Records that describe figures
■ ■ ■ ■

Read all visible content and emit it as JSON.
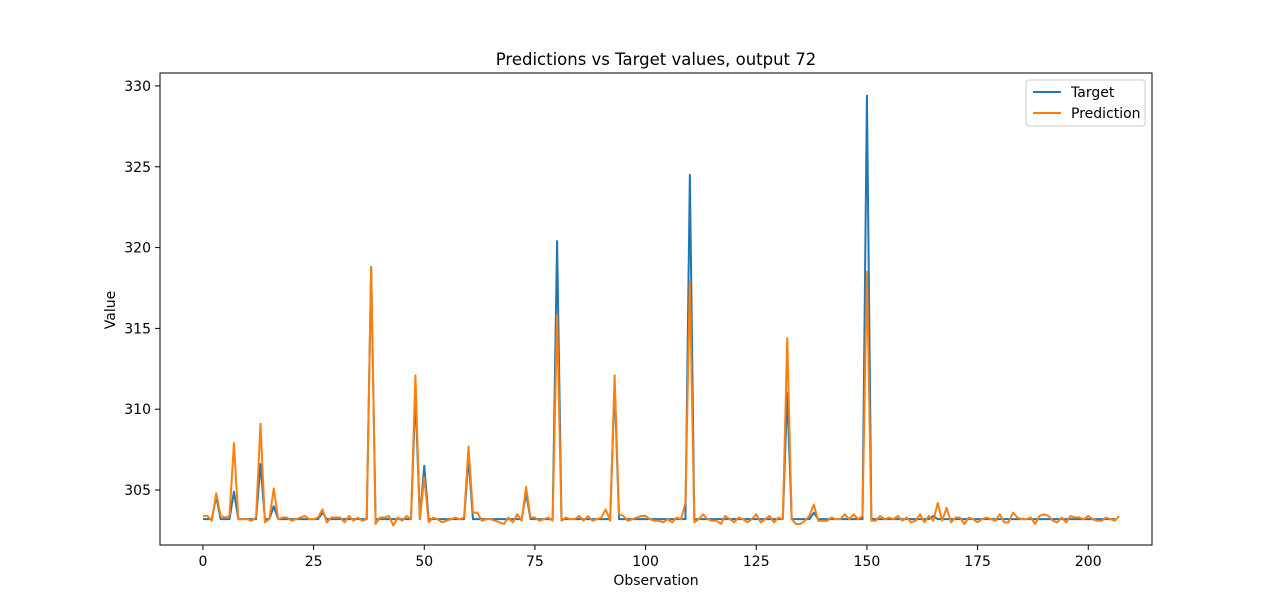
{
  "chart_data": {
    "type": "line",
    "title": "Predictions vs Target values, output 72",
    "xlabel": "Observation",
    "ylabel": "Value",
    "xlim": [
      -9.7,
      214.4
    ],
    "ylim": [
      301.6,
      330.8
    ],
    "xticks": [
      0,
      25,
      50,
      75,
      100,
      125,
      150,
      175,
      200
    ],
    "yticks": [
      305,
      310,
      315,
      320,
      325,
      330
    ],
    "grid": false,
    "legend_position": "top-right",
    "colors": {
      "Target": "#1f77b4",
      "Prediction": "#ff7f0e"
    },
    "series": [
      {
        "name": "Target",
        "color": "#1f77b4",
        "values": [
          303.2,
          303.2,
          303.2,
          304.6,
          303.2,
          303.2,
          303.2,
          304.9,
          303.2,
          303.2,
          303.2,
          303.2,
          303.2,
          306.6,
          303.2,
          303.2,
          304.0,
          303.2,
          303.2,
          303.2,
          303.2,
          303.2,
          303.2,
          303.2,
          303.2,
          303.2,
          303.2,
          303.6,
          303.2,
          303.2,
          303.2,
          303.2,
          303.2,
          303.2,
          303.2,
          303.2,
          303.2,
          303.2,
          318.8,
          303.2,
          303.2,
          303.2,
          303.2,
          303.2,
          303.2,
          303.2,
          303.2,
          303.2,
          310.9,
          303.2,
          306.5,
          303.2,
          303.2,
          303.2,
          303.2,
          303.2,
          303.2,
          303.2,
          303.2,
          303.2,
          307.0,
          303.2,
          303.2,
          303.2,
          303.2,
          303.2,
          303.2,
          303.2,
          303.2,
          303.2,
          303.2,
          303.2,
          303.2,
          304.8,
          303.2,
          303.2,
          303.2,
          303.2,
          303.2,
          303.2,
          320.4,
          303.2,
          303.2,
          303.2,
          303.2,
          303.2,
          303.2,
          303.2,
          303.2,
          303.2,
          303.2,
          303.2,
          303.2,
          311.5,
          303.2,
          303.2,
          303.2,
          303.2,
          303.2,
          303.2,
          303.2,
          303.2,
          303.2,
          303.2,
          303.2,
          303.2,
          303.2,
          303.2,
          303.2,
          303.2,
          324.5,
          303.2,
          303.2,
          303.2,
          303.2,
          303.2,
          303.2,
          303.2,
          303.2,
          303.2,
          303.2,
          303.2,
          303.2,
          303.2,
          303.2,
          303.2,
          303.2,
          303.2,
          303.2,
          303.2,
          303.2,
          303.2,
          311.0,
          303.2,
          303.2,
          303.2,
          303.2,
          303.2,
          303.6,
          303.2,
          303.2,
          303.2,
          303.2,
          303.2,
          303.2,
          303.2,
          303.2,
          303.2,
          303.2,
          303.2,
          329.4,
          303.2,
          303.2,
          303.2,
          303.2,
          303.2,
          303.2,
          303.2,
          303.2,
          303.2,
          303.2,
          303.2,
          303.2,
          303.2,
          303.2,
          303.4,
          303.2,
          303.2,
          303.2,
          303.2,
          303.2,
          303.2,
          303.2,
          303.2,
          303.2,
          303.2,
          303.2,
          303.2,
          303.2,
          303.2,
          303.2,
          303.2,
          303.2,
          303.2,
          303.2,
          303.2,
          303.2,
          303.2,
          303.2,
          303.2,
          303.2,
          303.2,
          303.2,
          303.2,
          303.2,
          303.2,
          303.2,
          303.2,
          303.2,
          303.2,
          303.2,
          303.2,
          303.2,
          303.2,
          303.2,
          303.2,
          303.2
        ]
      },
      {
        "name": "Prediction",
        "color": "#ff7f0e",
        "values": [
          303.4,
          303.4,
          303.1,
          304.8,
          303.4,
          303.3,
          303.4,
          307.9,
          303.2,
          303.2,
          303.2,
          303.1,
          303.3,
          309.1,
          303.0,
          303.2,
          305.1,
          303.2,
          303.3,
          303.3,
          303.1,
          303.2,
          303.3,
          303.4,
          303.2,
          303.2,
          303.3,
          303.8,
          303.0,
          303.3,
          303.3,
          303.3,
          303.0,
          303.4,
          303.1,
          303.3,
          303.1,
          303.2,
          318.8,
          302.9,
          303.3,
          303.3,
          303.4,
          302.8,
          303.3,
          303.1,
          303.4,
          303.2,
          312.1,
          303.2,
          305.8,
          303.0,
          303.3,
          303.2,
          303.0,
          303.1,
          303.2,
          303.3,
          303.2,
          303.3,
          307.7,
          303.6,
          303.6,
          303.1,
          303.2,
          303.2,
          303.1,
          303.0,
          302.9,
          303.3,
          303.0,
          303.5,
          303.1,
          305.2,
          303.3,
          303.3,
          303.1,
          303.2,
          303.3,
          303.1,
          315.8,
          303.1,
          303.3,
          303.2,
          303.2,
          303.4,
          303.1,
          303.4,
          303.1,
          303.2,
          303.3,
          303.8,
          303.1,
          312.1,
          303.5,
          303.4,
          303.1,
          303.2,
          303.3,
          303.4,
          303.4,
          303.2,
          303.1,
          303.1,
          303.0,
          303.2,
          303.0,
          303.3,
          303.2,
          304.2,
          317.9,
          303.0,
          303.2,
          303.5,
          303.2,
          303.1,
          303.1,
          302.9,
          303.4,
          303.2,
          303.0,
          303.3,
          303.2,
          303.0,
          303.2,
          303.5,
          303.0,
          303.2,
          303.4,
          303.0,
          303.3,
          303.2,
          314.4,
          303.2,
          302.9,
          302.9,
          303.1,
          303.4,
          304.1,
          303.1,
          303.1,
          303.1,
          303.3,
          303.2,
          303.2,
          303.5,
          303.2,
          303.5,
          303.2,
          303.4,
          318.5,
          303.1,
          303.1,
          303.4,
          303.2,
          303.3,
          303.2,
          303.4,
          303.1,
          303.3,
          303.0,
          303.1,
          303.5,
          303.0,
          303.4,
          303.1,
          304.2,
          303.1,
          303.9,
          303.0,
          303.3,
          303.3,
          302.9,
          303.3,
          303.2,
          303.0,
          303.2,
          303.3,
          303.2,
          303.1,
          303.5,
          303.0,
          303.0,
          303.6,
          303.3,
          303.2,
          303.2,
          303.3,
          302.9,
          303.4,
          303.5,
          303.4,
          303.1,
          303.0,
          303.3,
          303.0,
          303.4,
          303.3,
          303.3,
          303.2,
          303.4,
          303.2,
          303.1,
          303.1,
          303.3,
          303.2,
          303.1,
          303.4
        ]
      }
    ]
  }
}
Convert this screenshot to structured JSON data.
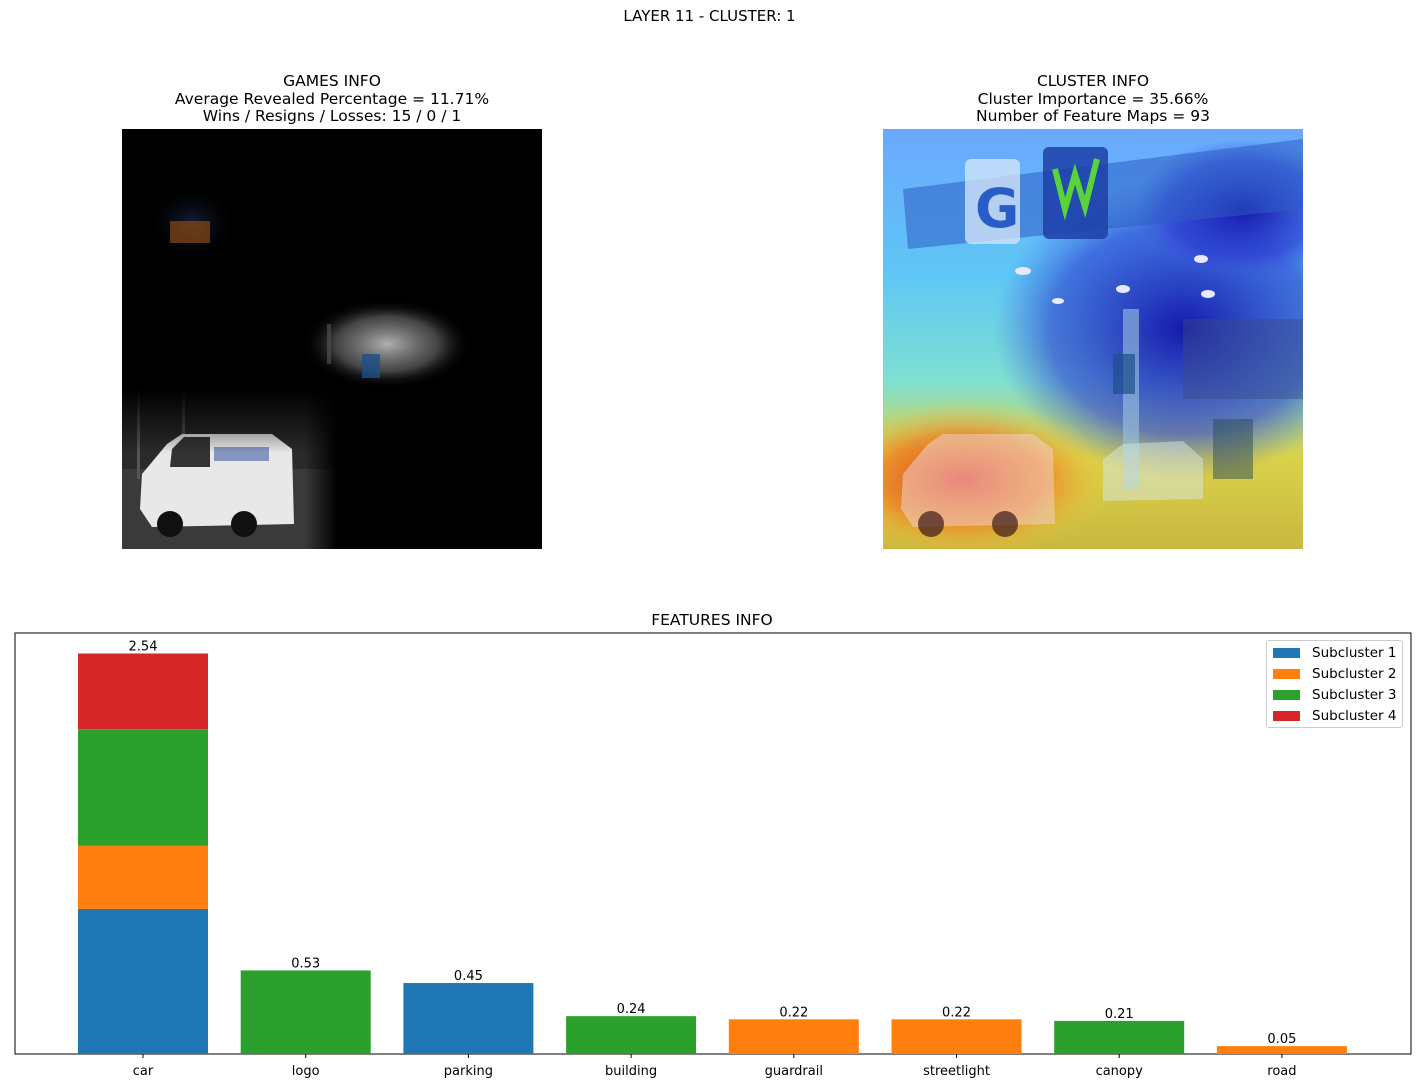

■ ■ ■ ■

**Exercise goal:** Set down the material above as is, without any pictures.

**Exercise solution:**
Read all visible content and emit it as JSON.
{
  "chart_data": {
    "type": "line",
    "title": "Predictions vs Target values, output 72",
    "xlabel": "Observation",
    "ylabel": "Value",
    "xlim": [
      -9.7,
      214.4
    ],
    "ylim": [
      301.6,
      330.8
    ],
    "xticks": [
      0,
      25,
      50,
      75,
      100,
      125,
      150,
      175,
      200
    ],
    "yticks": [
      305,
      310,
      315,
      320,
      325,
      330
    ],
    "grid": false,
    "legend_position": "top-right",
    "colors": {
      "Target": "#1f77b4",
      "Prediction": "#ff7f0e"
    },
    "series": [
      {
        "name": "Target",
        "color": "#1f77b4",
        "values": [
          303.2,
          303.2,
          303.2,
          304.6,
          303.2,
          303.2,
          303.2,
          304.9,
          303.2,
          303.2,
          303.2,
          303.2,
          303.2,
          306.6,
          303.2,
          303.2,
          304.0,
          303.2,
          303.2,
          303.2,
          303.2,
          303.2,
          303.2,
          303.2,
          303.2,
          303.2,
          303.2,
          303.6,
          303.2,
          303.2,
          303.2,
          303.2,
          303.2,
          303.2,
          303.2,
          303.2,
          303.2,
          303.2,
          318.8,
          303.2,
          303.2,
          303.2,
          303.2,
          303.2,
          303.2,
          303.2,
          303.2,
          303.2,
          310.9,
          303.2,
          306.5,
          303.2,
          303.2,
          303.2,
          303.2,
          303.2,
          303.2,
          303.2,
          303.2,
          303.2,
          307.0,
          303.2,
          303.2,
          303.2,
          303.2,
          303.2,
          303.2,
          303.2,
          303.2,
          303.2,
          303.2,
          303.2,
          303.2,
          304.8,
          303.2,
          303.2,
          303.2,
          303.2,
          303.2,
          303.2,
          320.4,
          303.2,
          303.2,
          303.2,
          303.2,
          303.2,
          303.2,
          303.2,
          303.2,
          303.2,
          303.2,
          303.2,
          303.2,
          311.5,
          303.2,
          303.2,
          303.2,
          303.2,
          303.2,
          303.2,
          303.2,
          303.2,
          303.2,
          303.2,
          303.2,
          303.2,
          303.2,
          303.2,
          303.2,
          303.2,
          324.5,
          303.2,
          303.2,
          303.2,
          303.2,
          303.2,
          303.2,
          303.2,
          303.2,
          303.2,
          303.2,
          303.2,
          303.2,
          303.2,
          303.2,
          303.2,
          303.2,
          303.2,
          303.2,
          303.2,
          303.2,
          303.2,
          311.0,
          303.2,
          303.2,
          303.2,
          303.2,
          303.2,
          303.6,
          303.2,
          303.2,
          303.2,
          303.2,
          303.2,
          303.2,
          303.2,
          303.2,
          303.2,
          303.2,
          303.2,
          329.4,
          303.2,
          303.2,
          303.2,
          303.2,
          303.2,
          303.2,
          303.2,
          303.2,
          303.2,
          303.2,
          303.2,
          303.2,
          303.2,
          303.2,
          303.4,
          303.2,
          303.2,
          303.2,
          303.2,
          303.2,
          303.2,
          303.2,
          303.2,
          303.2,
          303.2,
          303.2,
          303.2,
          303.2,
          303.2,
          303.2,
          303.2,
          303.2,
          303.2,
          303.2,
          303.2,
          303.2,
          303.2,
          303.2,
          303.2,
          303.2,
          303.2,
          303.2,
          303.2,
          303.2,
          303.2,
          303.2,
          303.2,
          303.2,
          303.2,
          303.2,
          303.2,
          303.2,
          303.2,
          303.2,
          303.2,
          303.2
        ]
      },
      {
        "name": "Prediction",
        "color": "#ff7f0e",
        "values": [
          303.4,
          303.4,
          303.1,
          304.8,
          303.4,
          303.3,
          303.4,
          307.9,
          303.2,
          303.2,
          303.2,
          303.1,
          303.3,
          309.1,
          303.0,
          303.2,
          305.1,
          303.2,
          303.3,
          303.3,
          303.1,
          303.2,
          303.3,
          303.4,
          303.2,
          303.2,
          303.3,
          303.8,
          303.0,
          303.3,
          303.3,
          303.3,
          303.0,
          303.4,
          303.1,
          303.3,
          303.1,
          303.2,
          318.8,
          302.9,
          303.3,
          303.3,
          303.4,
          302.8,
          303.3,
          303.1,
          303.4,
          303.2,
          312.1,
          303.2,
          305.8,
          303.0,
          303.3,
          303.2,
          303.0,
          303.1,
          303.2,
          303.3,
          303.2,
          303.3,
          307.7,
          303.6,
          303.6,
          303.1,
          303.2,
          303.2,
          303.1,
          303.0,
          302.9,
          303.3,
          303.0,
          303.5,
          303.1,
          305.2,
          303.3,
          303.3,
          303.1,
          303.2,
          303.3,
          303.1,
          315.8,
          303.1,
          303.3,
          303.2,
          303.2,
          303.4,
          303.1,
          303.4,
          303.1,
          303.2,
          303.3,
          303.8,
          303.1,
          312.1,
          303.5,
          303.4,
          303.1,
          303.2,
          303.3,
          303.4,
          303.4,
          303.2,
          303.1,
          303.1,
          303.0,
          303.2,
          303.0,
          303.3,
          303.2,
          304.2,
          317.9,
          303.0,
          303.2,
          303.5,
          303.2,
          303.1,
          303.1,
          302.9,
          303.4,
          303.2,
          303.0,
          303.3,
          303.2,
          303.0,
          303.2,
          303.5,
          303.0,
          303.2,
          303.4,
          303.0,
          303.3,
          303.2,
          314.4,
          303.2,
          302.9,
          302.9,
          303.1,
          303.4,
          304.1,
          303.1,
          303.1,
          303.1,
          303.3,
          303.2,
          303.2,
          303.5,
          303.2,
          303.5,
          303.2,
          303.4,
          318.5,
          303.1,
          303.1,
          303.4,
          303.2,
          303.3,
          303.2,
          303.4,
          303.1,
          303.3,
          303.0,
          303.1,
          303.5,
          303.0,
          303.4,
          303.1,
          304.2,
          303.1,
          303.9,
          303.0,
          303.3,
          303.3,
          302.9,
          303.3,
          303.2,
          303.0,
          303.2,
          303.3,
          303.2,
          303.1,
          303.5,
          303.0,
          303.0,
          303.6,
          303.3,
          303.2,
          303.2,
          303.3,
          302.9,
          303.4,
          303.5,
          303.4,
          303.1,
          303.0,
          303.3,
          303.0,
          303.4,
          303.3,
          303.3,
          303.2,
          303.4,
          303.2,
          303.1,
          303.1,
          303.3,
          303.2,
          303.1,
          303.4
        ]
      }
    ]
  }
}
Convert this screenshot to structured JSON data.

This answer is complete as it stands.